*GIVEN EXERCISE*
Reproduce the entries below in full, word for word.

(Excerpts from a figure dataset)
:::::

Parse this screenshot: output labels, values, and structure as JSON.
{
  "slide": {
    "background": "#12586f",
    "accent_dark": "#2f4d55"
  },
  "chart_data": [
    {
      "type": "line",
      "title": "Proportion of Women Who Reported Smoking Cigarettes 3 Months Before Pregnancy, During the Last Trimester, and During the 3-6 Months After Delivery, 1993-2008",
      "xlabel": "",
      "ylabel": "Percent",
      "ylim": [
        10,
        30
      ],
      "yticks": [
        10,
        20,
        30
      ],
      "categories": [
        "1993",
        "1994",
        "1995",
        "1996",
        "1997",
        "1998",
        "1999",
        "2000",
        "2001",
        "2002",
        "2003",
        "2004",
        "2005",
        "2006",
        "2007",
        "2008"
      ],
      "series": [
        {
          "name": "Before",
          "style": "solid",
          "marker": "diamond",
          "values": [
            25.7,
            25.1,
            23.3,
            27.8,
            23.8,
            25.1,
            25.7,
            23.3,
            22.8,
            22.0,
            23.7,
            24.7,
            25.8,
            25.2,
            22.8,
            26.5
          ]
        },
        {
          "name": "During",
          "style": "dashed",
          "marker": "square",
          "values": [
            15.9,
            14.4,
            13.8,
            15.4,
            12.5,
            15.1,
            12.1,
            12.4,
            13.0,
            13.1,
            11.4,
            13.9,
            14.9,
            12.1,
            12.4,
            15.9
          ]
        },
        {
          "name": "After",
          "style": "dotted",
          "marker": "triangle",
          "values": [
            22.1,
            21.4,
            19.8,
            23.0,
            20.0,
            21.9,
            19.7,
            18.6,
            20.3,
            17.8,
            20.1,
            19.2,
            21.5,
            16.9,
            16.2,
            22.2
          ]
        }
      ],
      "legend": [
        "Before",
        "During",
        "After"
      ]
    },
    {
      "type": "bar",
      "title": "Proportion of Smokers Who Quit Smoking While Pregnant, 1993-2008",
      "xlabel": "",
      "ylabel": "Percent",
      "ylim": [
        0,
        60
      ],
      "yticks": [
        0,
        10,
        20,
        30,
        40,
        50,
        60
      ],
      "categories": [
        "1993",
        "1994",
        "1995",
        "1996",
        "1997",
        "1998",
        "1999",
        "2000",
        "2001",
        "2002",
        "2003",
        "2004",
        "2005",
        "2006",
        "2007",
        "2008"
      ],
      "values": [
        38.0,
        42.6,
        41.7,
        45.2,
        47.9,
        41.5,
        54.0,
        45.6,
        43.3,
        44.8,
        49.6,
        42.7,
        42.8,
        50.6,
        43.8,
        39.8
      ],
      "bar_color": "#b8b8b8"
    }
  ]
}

:::::

*THE OUTPUT*
Parse this screenshot: output labels, values, and structure as JSON.
{
  "slide": {
    "background": "#12586f",
    "accent_dark": "#2f4d55"
  },
  "chart_data": [
    {
      "type": "line",
      "title": "Proportion of Women Who Reported Smoking Cigarettes 3 Months Before Pregnancy, During the Last Trimester, and During the 3-6 Months After Delivery, 1993-2008",
      "xlabel": "",
      "ylabel": "Percent",
      "ylim": [
        10,
        30
      ],
      "yticks": [
        10,
        20,
        30
      ],
      "categories": [
        "1993",
        "1994",
        "1995",
        "1996",
        "1997",
        "1998",
        "1999",
        "2000",
        "2001",
        "2002",
        "2003",
        "2004",
        "2005",
        "2006",
        "2007",
        "2008"
      ],
      "series": [
        {
          "name": "Before",
          "style": "solid",
          "marker": "diamond",
          "values": [
            25.7,
            25.1,
            23.3,
            27.8,
            23.8,
            25.1,
            25.7,
            23.3,
            22.8,
            22.0,
            23.7,
            24.7,
            25.8,
            25.2,
            22.8,
            26.5
          ]
        },
        {
          "name": "During",
          "style": "dashed",
          "marker": "square",
          "values": [
            15.9,
            14.4,
            13.8,
            15.4,
            12.5,
            15.1,
            12.1,
            12.4,
            13.0,
            13.1,
            11.4,
            13.9,
            14.9,
            12.1,
            12.4,
            15.9
          ]
        },
        {
          "name": "After",
          "style": "dotted",
          "marker": "triangle",
          "values": [
            22.1,
            21.4,
            19.8,
            23.0,
            20.0,
            21.9,
            19.7,
            18.6,
            20.3,
            17.8,
            20.1,
            19.2,
            21.5,
            16.9,
            16.2,
            22.2
          ]
        }
      ],
      "legend": [
        "Before",
        "During",
        "After"
      ]
    },
    {
      "type": "bar",
      "title": "Proportion of Smokers Who Quit Smoking While Pregnant, 1993-2008",
      "xlabel": "",
      "ylabel": "Percent",
      "ylim": [
        0,
        60
      ],
      "yticks": [
        0,
        10,
        20,
        30,
        40,
        50,
        60
      ],
      "categories": [
        "1993",
        "1994",
        "1995",
        "1996",
        "1997",
        "1998",
        "1999",
        "2000",
        "2001",
        "2002",
        "2003",
        "2004",
        "2005",
        "2006",
        "2007",
        "2008"
      ],
      "values": [
        38.0,
        42.6,
        41.7,
        45.2,
        47.9,
        41.5,
        54.0,
        45.6,
        43.3,
        44.8,
        49.6,
        42.7,
        42.8,
        50.6,
        43.8,
        39.8
      ],
      "bar_color": "#b8b8b8"
    }
  ]
}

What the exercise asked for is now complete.